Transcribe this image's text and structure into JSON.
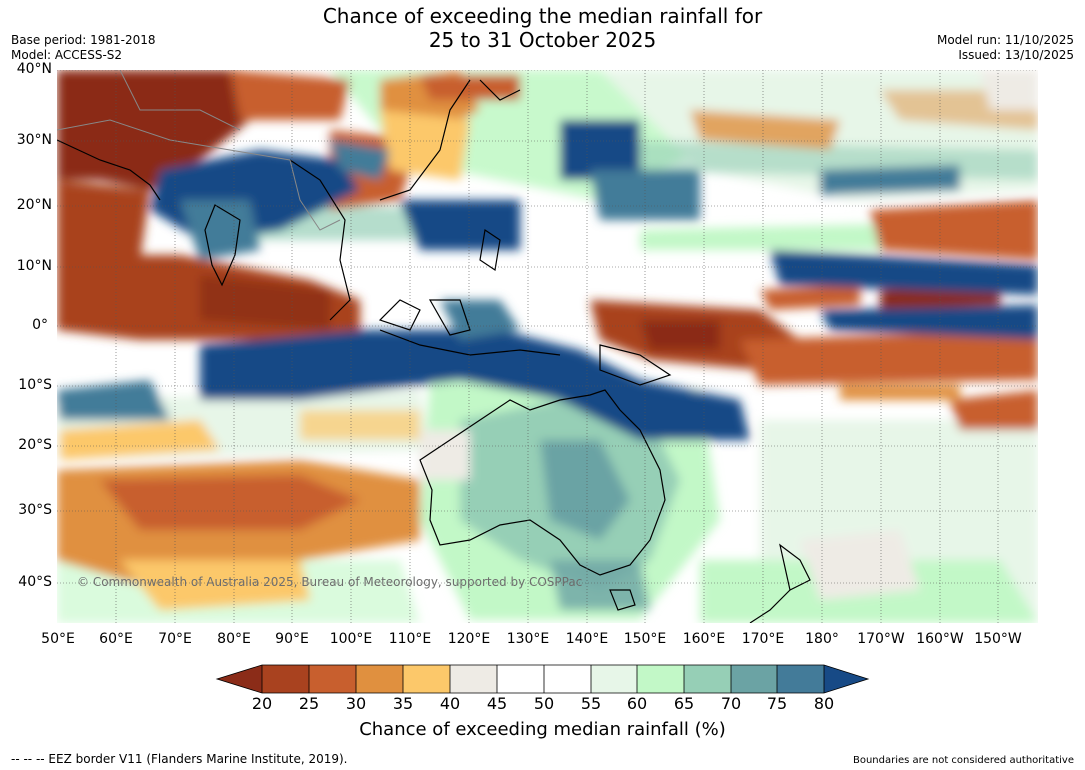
{
  "header": {
    "title_line1": "Chance of exceeding the median rainfall for",
    "title_line2": "25 to 31 October 2025",
    "base_period": "Base period: 1981-2018",
    "model": "Model: ACCESS-S2",
    "model_run": "Model run: 11/10/2025",
    "issued": "Issued: 13/10/2025"
  },
  "map": {
    "lat_labels": [
      "40°N",
      "30°N",
      "20°N",
      "10°N",
      "0°",
      "10°S",
      "20°S",
      "30°S",
      "40°S"
    ],
    "lon_labels": [
      "50°E",
      "60°E",
      "70°E",
      "80°E",
      "90°E",
      "100°E",
      "110°E",
      "120°E",
      "130°E",
      "140°E",
      "150°E",
      "160°E",
      "170°E",
      "180°",
      "170°W",
      "160°W",
      "150°W"
    ],
    "copyright": "© Commonwealth of Australia 2025, Bureau of Meteorology, supported by COSPPac"
  },
  "colorbar": {
    "ticks": [
      "20",
      "25",
      "30",
      "35",
      "40",
      "45",
      "50",
      "55",
      "60",
      "65",
      "70",
      "75",
      "80"
    ],
    "colors": [
      "#8b2c18",
      "#a9421f",
      "#c85f2e",
      "#e0903f",
      "#fcc86a",
      "#eeebe5",
      "#ffffff",
      "#ffffff",
      "#e7f6e8",
      "#c2f8c7",
      "#96cfb6",
      "#6ba3a4",
      "#437b99",
      "#174a86"
    ],
    "label": "Chance of exceeding median rainfall (%)"
  },
  "footer": {
    "eez_note": "--  --  -- EEZ border V11 (Flanders Marine Institute, 2019).",
    "disclaimer": "Boundaries are not considered authoritative"
  }
}
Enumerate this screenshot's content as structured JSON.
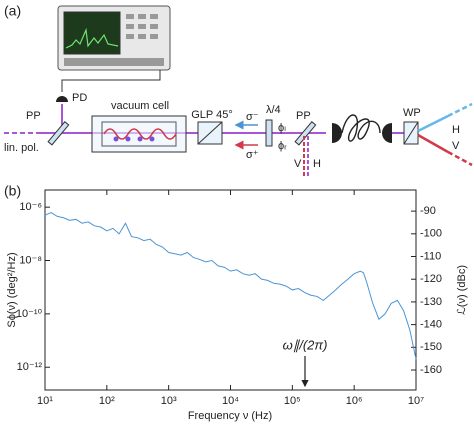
{
  "panel_a": {
    "label": "(a)",
    "pd": "PD",
    "pp_left": "PP",
    "lin_pol": "lin. pol.",
    "vacuum_cell": "vacuum cell",
    "glp": "GLP 45°",
    "quarter_wave": "λ/4",
    "sigma_minus": "σ⁻",
    "sigma_plus": "σ⁺",
    "phi_top": "ϕₗ",
    "phi_bottom": "ϕᵣ",
    "pp_right": "PP",
    "v_low": "V",
    "h_low": "H",
    "wp": "WP",
    "h_out": "H",
    "v_out": "V"
  },
  "chart_data": {
    "type": "line",
    "label": "(b)",
    "xlabel": "Frequency ν (Hz)",
    "ylabel": "Sϕ(ν) (deg²/Hz)",
    "y2label": "ℒ(ν) (dBc)",
    "annotation": "ω∥/(2π)",
    "xscale": "log",
    "yscale": "log",
    "x": [
      10,
      12.6,
      15.8,
      20,
      25.1,
      31.6,
      39.8,
      50.1,
      63.1,
      79.4,
      100,
      126,
      158,
      200,
      251,
      316,
      398,
      501,
      631,
      794,
      1000,
      1259,
      1585,
      1995,
      2512,
      3162,
      3981,
      5012,
      6310,
      7943,
      10000,
      12589,
      15849,
      19953,
      25119,
      31623,
      39811,
      50119,
      63096,
      79433,
      100000,
      125893,
      158489,
      199526,
      251189,
      316228,
      398107,
      501187,
      630957,
      794328,
      1000000,
      1258925,
      1412538,
      1584893,
      1995262,
      2511886,
      3162278,
      3981072,
      5011872,
      6309573,
      7943282,
      10000000
    ],
    "series": [
      {
        "color": "#4d94d6",
        "values": [
          5e-07,
          6.3e-07,
          4.5e-07,
          4e-07,
          3.2e-07,
          3.5e-07,
          2.5e-07,
          2.8e-07,
          2e-07,
          1.8e-07,
          1.3e-07,
          1.6e-07,
          1e-07,
          2.5e-07,
          7.9e-08,
          7.1e-08,
          5.6e-08,
          6.3e-08,
          4e-08,
          3.2e-08,
          2e-08,
          1.8e-08,
          1.6e-08,
          2e-08,
          1.3e-08,
          1.1e-08,
          8.9e-09,
          1e-08,
          6.3e-09,
          5.6e-09,
          4e-09,
          4.5e-09,
          3.2e-09,
          2.8e-09,
          3.2e-09,
          2e-09,
          1.8e-09,
          1.4e-09,
          1.3e-09,
          1.1e-09,
          7.9e-10,
          8.9e-10,
          6.3e-10,
          5e-10,
          4.5e-10,
          3.2e-10,
          5e-10,
          7.9e-10,
          1.3e-09,
          2e-09,
          3.2e-09,
          4e-09,
          3.5e-09,
          1.6e-09,
          2.5e-10,
          6.3e-11,
          1e-10,
          2.5e-10,
          3.2e-10,
          1.3e-10,
          2.5e-11,
          2e-12
        ]
      }
    ],
    "xlim": [
      10,
      10000000
    ],
    "xticks": [
      {
        "value": 10,
        "label": "10¹"
      },
      {
        "value": 100,
        "label": "10²"
      },
      {
        "value": 1000,
        "label": "10³"
      },
      {
        "value": 10000,
        "label": "10⁴"
      },
      {
        "value": 100000,
        "label": "10⁵"
      },
      {
        "value": 1000000,
        "label": "10⁶"
      },
      {
        "value": 10000000,
        "label": "10⁷"
      }
    ],
    "ylim": [
      1.4e-13,
      4.4e-06
    ],
    "yticks": [
      {
        "value": 1e-06,
        "label": "10⁻⁶"
      },
      {
        "value": 1e-08,
        "label": "10⁻⁸"
      },
      {
        "value": 1e-10,
        "label": "10⁻¹⁰"
      },
      {
        "value": 1e-12,
        "label": "10⁻¹²"
      }
    ],
    "y2lim": [
      -168.8,
      -80.7
    ],
    "y2ticks": [
      -90,
      -100,
      -110,
      -120,
      -130,
      -140,
      -150,
      -160
    ]
  }
}
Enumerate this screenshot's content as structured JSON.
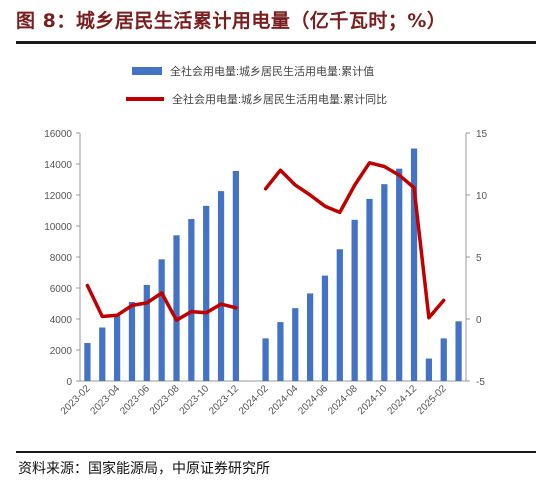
{
  "header": {
    "title": "图 8：城乡居民生活累计用电量（亿千瓦时；%）"
  },
  "footer": {
    "source": "资料来源：国家能源局，中原证券研究所"
  },
  "colors": {
    "bar": "#4472C4",
    "line": "#C00000",
    "title": "#7a1f1f"
  },
  "chart_data": {
    "type": "bar",
    "categories": [
      "2023-02",
      "2023-03",
      "2023-04",
      "2023-05",
      "2023-06",
      "2023-07",
      "2023-08",
      "2023-09",
      "2023-10",
      "2023-11",
      "2023-12",
      "2024-01",
      "2024-02",
      "2024-03",
      "2024-04",
      "2024-05",
      "2024-06",
      "2024-07",
      "2024-08",
      "2024-09",
      "2024-10",
      "2024-11",
      "2024-12",
      "2025-01",
      "2025-02",
      "2025-03"
    ],
    "x_tick_labels": [
      "2023-02",
      "2023-04",
      "2023-06",
      "2023-08",
      "2023-10",
      "2023-12",
      "2024-02",
      "2024-04",
      "2024-06",
      "2024-08",
      "2024-10",
      "2024-12",
      "2025-02"
    ],
    "series": [
      {
        "name": "全社会用电量:城乡居民生活用电量:累计值",
        "type": "bar",
        "axis": "left",
        "values": [
          2450,
          3450,
          4250,
          5100,
          6200,
          7850,
          9400,
          10450,
          11300,
          12250,
          13550,
          null,
          2750,
          3800,
          4700,
          5650,
          6800,
          8500,
          10400,
          11750,
          12700,
          13700,
          15000,
          1450,
          2750,
          3850
        ]
      },
      {
        "name": "全社会用电量:城乡居民生活用电量:累计同比",
        "type": "line",
        "axis": "right",
        "values": [
          2.7,
          0.2,
          0.3,
          1.1,
          1.3,
          2.1,
          -0.1,
          0.6,
          0.5,
          1.2,
          0.9,
          null,
          10.5,
          12.0,
          10.8,
          10.0,
          9.1,
          8.6,
          10.8,
          12.6,
          12.3,
          11.6,
          10.6,
          0.1,
          1.5,
          null
        ]
      }
    ],
    "left_axis": {
      "ylim": [
        0,
        16000
      ],
      "ticks": [
        0,
        2000,
        4000,
        6000,
        8000,
        10000,
        12000,
        14000,
        16000
      ]
    },
    "right_axis": {
      "ylim": [
        -5,
        15
      ],
      "ticks": [
        -5,
        0,
        5,
        10,
        15
      ]
    },
    "legend_position": "top",
    "grid": false
  }
}
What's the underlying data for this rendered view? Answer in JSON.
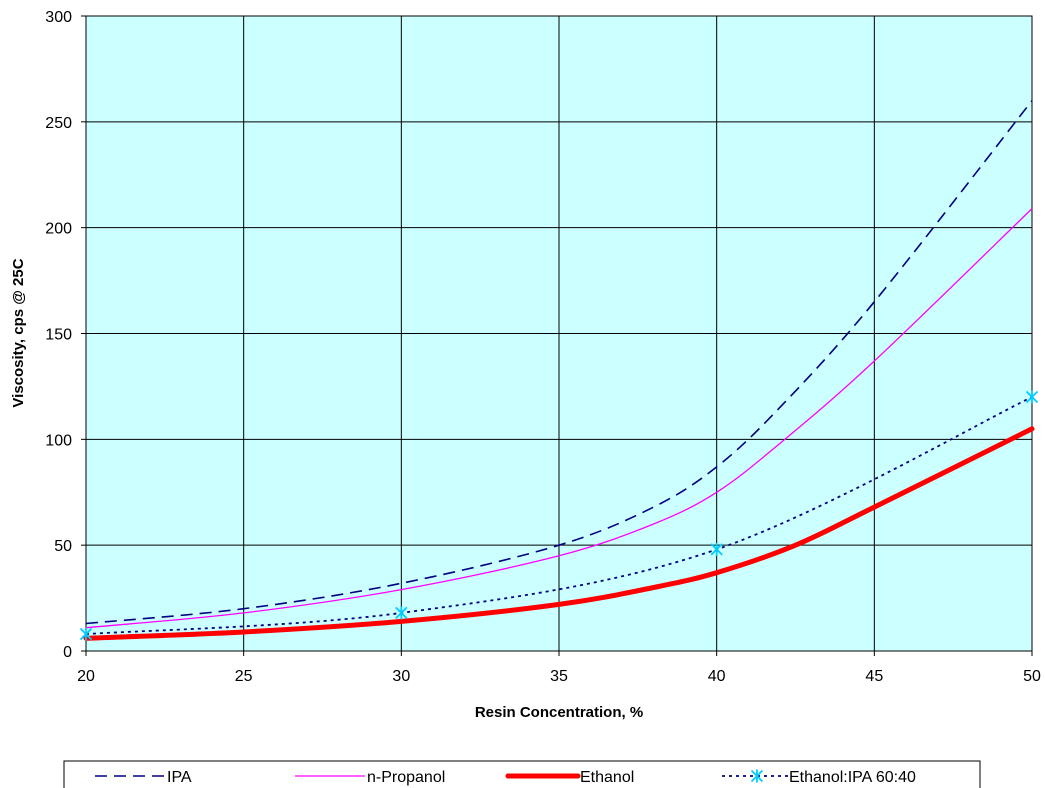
{
  "chart_data": {
    "type": "line",
    "title": "",
    "xlabel": "Resin Concentration, %",
    "ylabel": "Viscosity, cps @ 25C",
    "xlim": [
      20,
      50
    ],
    "ylim": [
      0,
      300
    ],
    "x_ticks": [
      "20",
      "25",
      "30",
      "35",
      "40",
      "45",
      "50"
    ],
    "y_ticks": [
      "0",
      "50",
      "100",
      "150",
      "200",
      "250",
      "300"
    ],
    "grid": true,
    "plot_background": "#ccffff",
    "legend_position": "bottom",
    "series": [
      {
        "name": "IPA",
        "color": "#000080",
        "style": "dashed",
        "x": [
          20,
          25,
          30,
          35,
          38,
          40,
          42,
          45,
          50
        ],
        "y": [
          13,
          20,
          32,
          50,
          68,
          87,
          115,
          165,
          260
        ]
      },
      {
        "name": "n-Propanol",
        "color": "#ff00ff",
        "style": "solid-thin",
        "x": [
          20,
          25,
          30,
          35,
          38,
          40,
          42,
          45,
          50
        ],
        "y": [
          11,
          18,
          29,
          45,
          60,
          75,
          98,
          137,
          209
        ]
      },
      {
        "name": "Ethanol",
        "color": "#ff0000",
        "style": "solid-thick",
        "x": [
          20,
          25,
          30,
          35,
          38,
          40,
          42.5,
          45,
          50
        ],
        "y": [
          6,
          9,
          14,
          22,
          30,
          37,
          50,
          68,
          105
        ]
      },
      {
        "name": "Ethanol:IPA 60:40",
        "color": "#000080",
        "marker_color": "#00ccff",
        "style": "dotted",
        "marker": "star",
        "x": [
          20,
          30,
          40,
          50
        ],
        "y": [
          8,
          18,
          48,
          120
        ]
      }
    ]
  }
}
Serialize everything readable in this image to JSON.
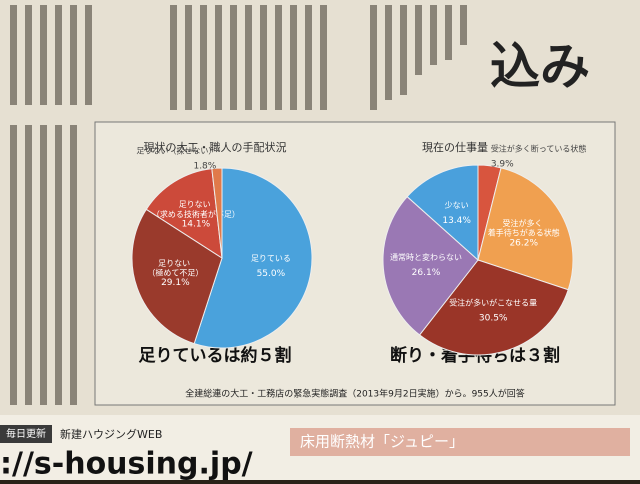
{
  "chart_data": [
    {
      "type": "pie",
      "title": "現状の大工・職人の手配状況",
      "categories": [
        "足りている",
        "足りない\n（極めて不足）",
        "足りない\n（求める技術者が不足）",
        "足りない（探せない）"
      ],
      "values": [
        55.0,
        29.1,
        14.1,
        1.8
      ],
      "value_labels": [
        "55.0%",
        "29.1%",
        "14.1%",
        "1.8%"
      ],
      "colors": [
        "#4aa2dc",
        "#9a3a2c",
        "#cc4a3a",
        "#e07a4a"
      ],
      "annotation": "足りているは約５割"
    },
    {
      "type": "pie",
      "title": "現在の仕事量",
      "categories": [
        "受注が多く断っている状態",
        "受注が多く\n着手待ちがある状態",
        "受注が多いがこなせる量",
        "通常時と変わらない",
        "少ない"
      ],
      "values": [
        3.9,
        26.2,
        30.5,
        26.1,
        13.4
      ],
      "value_labels": [
        "3.9%",
        "26.2%",
        "30.5%",
        "26.1%",
        "13.4%"
      ],
      "colors": [
        "#d8553e",
        "#f0a050",
        "#9a3528",
        "#9a78b4",
        "#4aa0dc"
      ],
      "annotation": "断り・着手待ちは３割"
    }
  ],
  "figure_note": "全建総連の大工・工務店の緊急実態調査（2013年9月2日実施）から。955人が回答",
  "headline": "込み",
  "footer": {
    "update": "毎日更新",
    "site": "新建ハウジングWEB",
    "url": "://s-housing.jp/",
    "ad": "床用断熱材「ジュピー」"
  }
}
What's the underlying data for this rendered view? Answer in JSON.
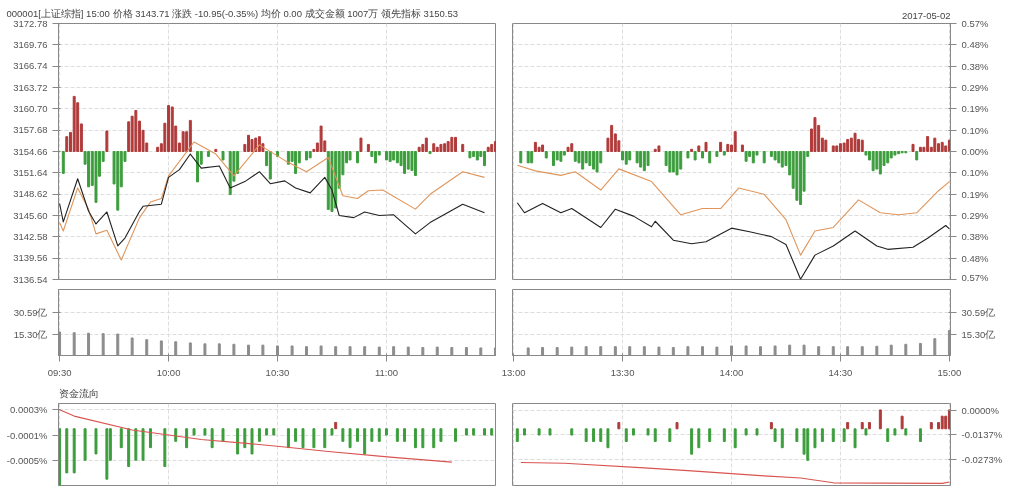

### Given task
For the records above, state how many lines include the string "全社会用电量", giving the number and nothing else.

### Task answer
2